> **INSTRUCTIONS FOR THE TASK**: Extract, from the listing that follows, each line containing the word "previous".
== DATASET RECORDS
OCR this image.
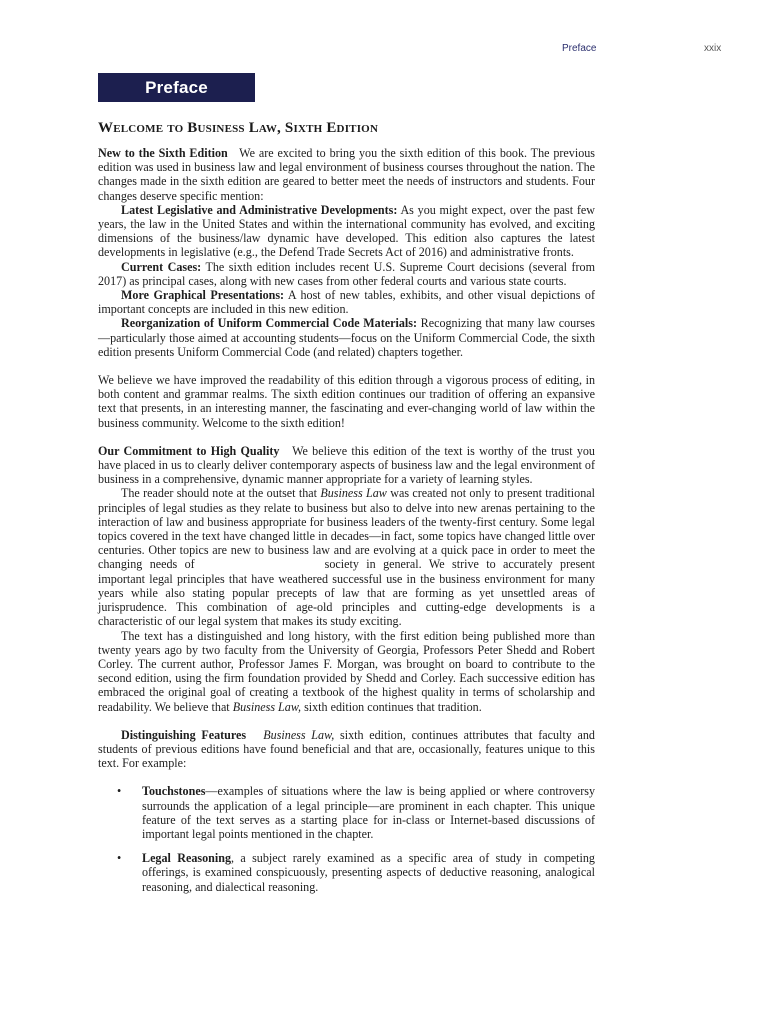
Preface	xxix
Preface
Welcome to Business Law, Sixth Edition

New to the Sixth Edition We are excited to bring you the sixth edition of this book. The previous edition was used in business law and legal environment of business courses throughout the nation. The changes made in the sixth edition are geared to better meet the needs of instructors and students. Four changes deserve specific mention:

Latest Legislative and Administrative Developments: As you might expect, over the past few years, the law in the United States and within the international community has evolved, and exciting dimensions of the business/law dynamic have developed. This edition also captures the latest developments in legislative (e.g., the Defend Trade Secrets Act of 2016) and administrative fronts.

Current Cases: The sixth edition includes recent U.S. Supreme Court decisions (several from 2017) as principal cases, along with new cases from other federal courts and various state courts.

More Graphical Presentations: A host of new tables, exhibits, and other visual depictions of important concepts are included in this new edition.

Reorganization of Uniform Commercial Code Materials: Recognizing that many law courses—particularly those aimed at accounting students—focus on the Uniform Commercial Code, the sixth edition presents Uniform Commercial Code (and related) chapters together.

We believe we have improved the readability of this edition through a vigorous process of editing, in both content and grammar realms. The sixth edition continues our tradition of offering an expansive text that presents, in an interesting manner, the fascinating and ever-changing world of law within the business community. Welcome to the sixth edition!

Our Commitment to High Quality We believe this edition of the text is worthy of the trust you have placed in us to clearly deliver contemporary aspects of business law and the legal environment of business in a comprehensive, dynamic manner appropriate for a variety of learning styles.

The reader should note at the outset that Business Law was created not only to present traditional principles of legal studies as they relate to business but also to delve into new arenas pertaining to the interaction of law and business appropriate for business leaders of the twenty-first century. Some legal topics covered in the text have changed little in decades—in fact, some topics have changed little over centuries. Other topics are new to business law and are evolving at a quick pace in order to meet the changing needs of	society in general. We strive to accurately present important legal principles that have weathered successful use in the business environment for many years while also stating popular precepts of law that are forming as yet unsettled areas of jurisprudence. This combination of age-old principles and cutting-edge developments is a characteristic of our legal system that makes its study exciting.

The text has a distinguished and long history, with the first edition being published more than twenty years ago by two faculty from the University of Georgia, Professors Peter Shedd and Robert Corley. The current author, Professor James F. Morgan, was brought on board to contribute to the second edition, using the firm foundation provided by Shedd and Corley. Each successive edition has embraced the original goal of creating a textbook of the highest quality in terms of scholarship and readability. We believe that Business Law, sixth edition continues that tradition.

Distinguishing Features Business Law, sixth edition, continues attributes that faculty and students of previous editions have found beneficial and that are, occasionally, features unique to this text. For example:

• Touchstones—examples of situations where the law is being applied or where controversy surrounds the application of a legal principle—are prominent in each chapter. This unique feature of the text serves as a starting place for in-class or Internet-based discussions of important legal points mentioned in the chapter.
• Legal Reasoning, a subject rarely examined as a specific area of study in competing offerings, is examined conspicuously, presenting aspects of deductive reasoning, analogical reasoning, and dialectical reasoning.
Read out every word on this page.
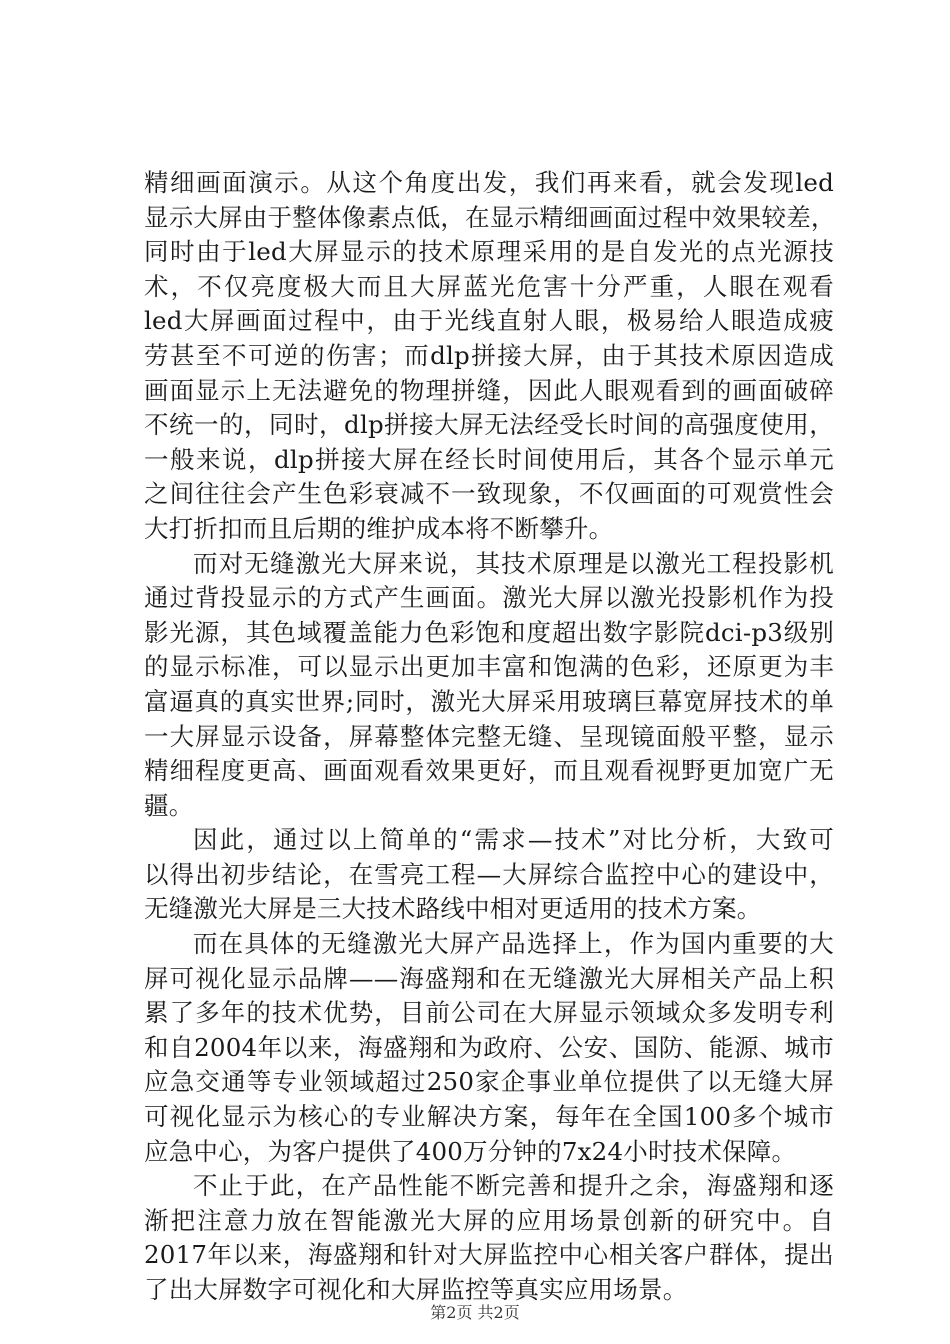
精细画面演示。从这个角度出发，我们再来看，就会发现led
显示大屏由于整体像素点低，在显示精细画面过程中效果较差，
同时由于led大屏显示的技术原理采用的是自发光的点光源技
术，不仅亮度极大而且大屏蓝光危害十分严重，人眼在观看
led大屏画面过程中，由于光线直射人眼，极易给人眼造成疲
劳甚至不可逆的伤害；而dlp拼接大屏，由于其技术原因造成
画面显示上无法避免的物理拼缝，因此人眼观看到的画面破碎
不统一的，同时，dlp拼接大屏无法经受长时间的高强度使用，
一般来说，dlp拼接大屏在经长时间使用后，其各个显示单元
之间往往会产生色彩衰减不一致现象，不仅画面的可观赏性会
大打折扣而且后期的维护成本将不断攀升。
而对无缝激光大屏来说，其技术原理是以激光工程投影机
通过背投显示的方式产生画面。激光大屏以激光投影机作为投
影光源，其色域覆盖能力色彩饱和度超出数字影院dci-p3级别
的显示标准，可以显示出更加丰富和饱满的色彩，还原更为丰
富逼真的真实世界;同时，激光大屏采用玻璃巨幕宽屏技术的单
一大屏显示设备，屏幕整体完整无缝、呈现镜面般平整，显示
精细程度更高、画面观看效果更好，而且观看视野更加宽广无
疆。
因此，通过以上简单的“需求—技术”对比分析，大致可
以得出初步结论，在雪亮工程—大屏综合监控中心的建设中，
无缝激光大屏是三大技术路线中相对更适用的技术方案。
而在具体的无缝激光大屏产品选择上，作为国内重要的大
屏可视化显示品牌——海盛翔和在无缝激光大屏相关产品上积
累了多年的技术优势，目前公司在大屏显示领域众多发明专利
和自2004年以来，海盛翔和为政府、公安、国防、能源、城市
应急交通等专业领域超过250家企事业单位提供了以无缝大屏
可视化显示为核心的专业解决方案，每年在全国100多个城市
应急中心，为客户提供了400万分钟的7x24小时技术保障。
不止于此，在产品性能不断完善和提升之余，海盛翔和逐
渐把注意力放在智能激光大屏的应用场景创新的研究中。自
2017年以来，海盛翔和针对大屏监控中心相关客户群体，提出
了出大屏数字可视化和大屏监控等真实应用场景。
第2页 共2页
====
> **WRITTEN RESPONSE**:
New to the Sixth Edition We are excited to bring you the sixth edition of this book. The previous edition was used in business law and legal environment of business courses throughout the nation. The changes made in the sixth edition are geared to better meet the needs of instructors and students. Four changes deserve specific mention:
Distinguishing Features Business Law, sixth edition, continues attributes that faculty and students of previous editions have found beneficial and that are, occasionally, features unique to this text. For example:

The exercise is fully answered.